» **Data supplied**:
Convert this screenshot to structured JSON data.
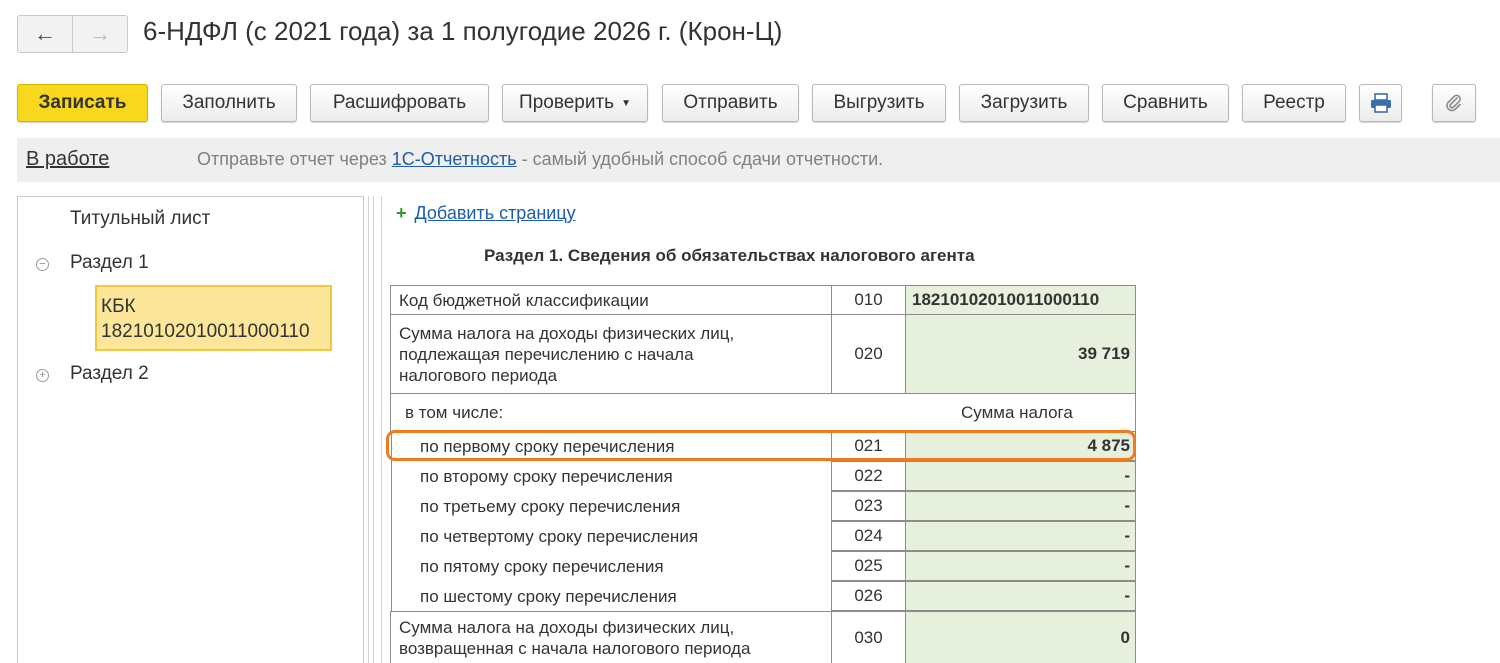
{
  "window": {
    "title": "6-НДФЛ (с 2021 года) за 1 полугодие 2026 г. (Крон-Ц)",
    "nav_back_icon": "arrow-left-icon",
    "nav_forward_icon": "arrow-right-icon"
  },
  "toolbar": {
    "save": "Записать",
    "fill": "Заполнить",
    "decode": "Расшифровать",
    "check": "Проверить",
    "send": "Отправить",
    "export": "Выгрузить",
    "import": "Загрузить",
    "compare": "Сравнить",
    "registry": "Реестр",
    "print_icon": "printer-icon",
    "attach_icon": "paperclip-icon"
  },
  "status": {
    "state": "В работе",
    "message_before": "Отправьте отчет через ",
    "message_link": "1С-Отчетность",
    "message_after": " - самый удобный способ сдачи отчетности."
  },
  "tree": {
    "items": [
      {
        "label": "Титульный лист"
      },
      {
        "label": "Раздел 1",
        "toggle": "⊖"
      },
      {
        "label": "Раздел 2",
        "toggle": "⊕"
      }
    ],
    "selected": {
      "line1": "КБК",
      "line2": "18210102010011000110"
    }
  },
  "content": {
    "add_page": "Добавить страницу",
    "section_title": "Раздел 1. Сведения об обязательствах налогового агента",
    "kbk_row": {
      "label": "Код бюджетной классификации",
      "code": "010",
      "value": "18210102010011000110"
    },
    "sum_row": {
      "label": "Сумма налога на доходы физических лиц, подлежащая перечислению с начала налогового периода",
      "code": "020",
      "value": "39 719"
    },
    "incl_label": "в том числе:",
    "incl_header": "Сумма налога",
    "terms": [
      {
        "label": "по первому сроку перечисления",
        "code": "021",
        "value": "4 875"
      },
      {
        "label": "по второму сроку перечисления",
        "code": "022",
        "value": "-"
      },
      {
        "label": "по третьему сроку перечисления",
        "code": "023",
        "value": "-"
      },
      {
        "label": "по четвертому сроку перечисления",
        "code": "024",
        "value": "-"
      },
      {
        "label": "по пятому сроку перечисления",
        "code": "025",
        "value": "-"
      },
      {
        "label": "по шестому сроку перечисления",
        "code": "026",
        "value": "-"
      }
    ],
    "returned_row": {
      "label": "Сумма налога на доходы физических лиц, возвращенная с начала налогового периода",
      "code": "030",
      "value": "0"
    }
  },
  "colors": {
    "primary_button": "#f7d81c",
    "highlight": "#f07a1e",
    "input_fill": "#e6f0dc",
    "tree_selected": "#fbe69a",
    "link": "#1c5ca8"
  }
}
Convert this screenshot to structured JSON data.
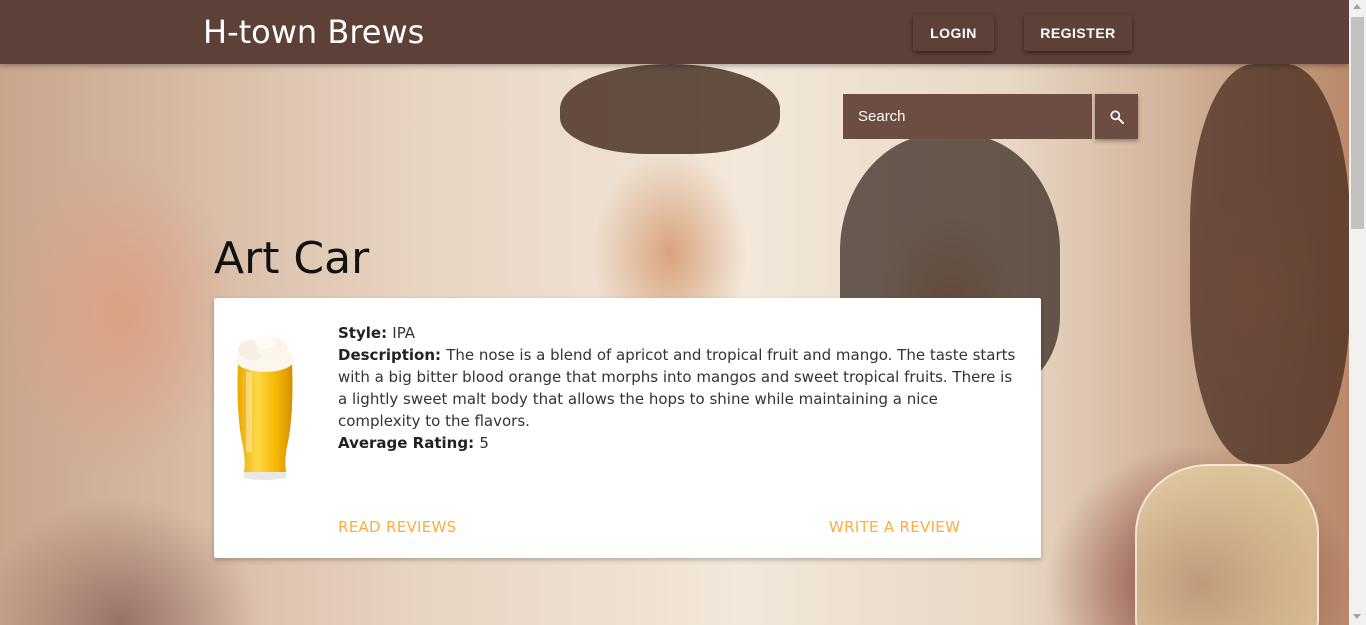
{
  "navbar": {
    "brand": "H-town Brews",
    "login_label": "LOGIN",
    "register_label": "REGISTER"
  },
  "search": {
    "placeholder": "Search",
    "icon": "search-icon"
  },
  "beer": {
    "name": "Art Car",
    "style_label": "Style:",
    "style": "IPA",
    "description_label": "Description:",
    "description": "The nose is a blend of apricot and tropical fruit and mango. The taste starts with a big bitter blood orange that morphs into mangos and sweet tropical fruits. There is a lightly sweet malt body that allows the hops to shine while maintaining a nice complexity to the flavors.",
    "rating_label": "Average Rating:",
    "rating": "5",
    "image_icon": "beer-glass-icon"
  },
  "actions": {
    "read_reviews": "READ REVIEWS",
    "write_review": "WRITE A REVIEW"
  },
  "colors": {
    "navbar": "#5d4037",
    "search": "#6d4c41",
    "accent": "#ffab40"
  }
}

==

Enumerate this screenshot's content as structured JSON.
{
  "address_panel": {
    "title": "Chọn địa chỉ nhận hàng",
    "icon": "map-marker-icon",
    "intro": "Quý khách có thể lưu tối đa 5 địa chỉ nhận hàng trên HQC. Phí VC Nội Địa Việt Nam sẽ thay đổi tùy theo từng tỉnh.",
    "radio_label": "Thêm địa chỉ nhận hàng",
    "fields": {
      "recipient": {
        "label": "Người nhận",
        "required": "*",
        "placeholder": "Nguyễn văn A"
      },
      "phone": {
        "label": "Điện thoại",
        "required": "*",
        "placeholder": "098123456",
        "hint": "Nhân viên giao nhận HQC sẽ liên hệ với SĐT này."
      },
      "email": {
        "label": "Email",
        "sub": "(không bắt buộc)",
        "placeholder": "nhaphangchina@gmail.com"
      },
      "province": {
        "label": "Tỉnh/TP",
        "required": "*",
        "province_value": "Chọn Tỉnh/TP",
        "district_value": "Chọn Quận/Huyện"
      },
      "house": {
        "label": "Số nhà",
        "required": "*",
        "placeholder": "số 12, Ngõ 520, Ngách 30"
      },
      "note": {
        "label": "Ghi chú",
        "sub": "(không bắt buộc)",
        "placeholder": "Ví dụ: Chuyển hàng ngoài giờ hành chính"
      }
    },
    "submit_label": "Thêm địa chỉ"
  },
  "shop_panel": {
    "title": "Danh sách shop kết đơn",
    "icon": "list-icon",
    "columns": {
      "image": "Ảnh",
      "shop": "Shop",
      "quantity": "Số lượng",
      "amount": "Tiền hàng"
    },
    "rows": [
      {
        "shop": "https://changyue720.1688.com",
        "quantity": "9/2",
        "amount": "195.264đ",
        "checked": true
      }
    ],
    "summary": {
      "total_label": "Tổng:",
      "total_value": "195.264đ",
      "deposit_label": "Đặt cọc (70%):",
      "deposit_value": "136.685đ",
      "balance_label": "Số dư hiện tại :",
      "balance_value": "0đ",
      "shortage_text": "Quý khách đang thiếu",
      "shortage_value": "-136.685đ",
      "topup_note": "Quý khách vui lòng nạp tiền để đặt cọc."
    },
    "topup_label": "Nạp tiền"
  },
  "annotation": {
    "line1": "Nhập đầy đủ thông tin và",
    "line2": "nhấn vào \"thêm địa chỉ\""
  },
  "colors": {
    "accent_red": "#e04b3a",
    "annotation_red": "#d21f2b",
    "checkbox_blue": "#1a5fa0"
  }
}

» **Your objective**: State the number of lines in the preceding entries that include the word "периода". Provide nothing else.

» **Output of the exercise**: 2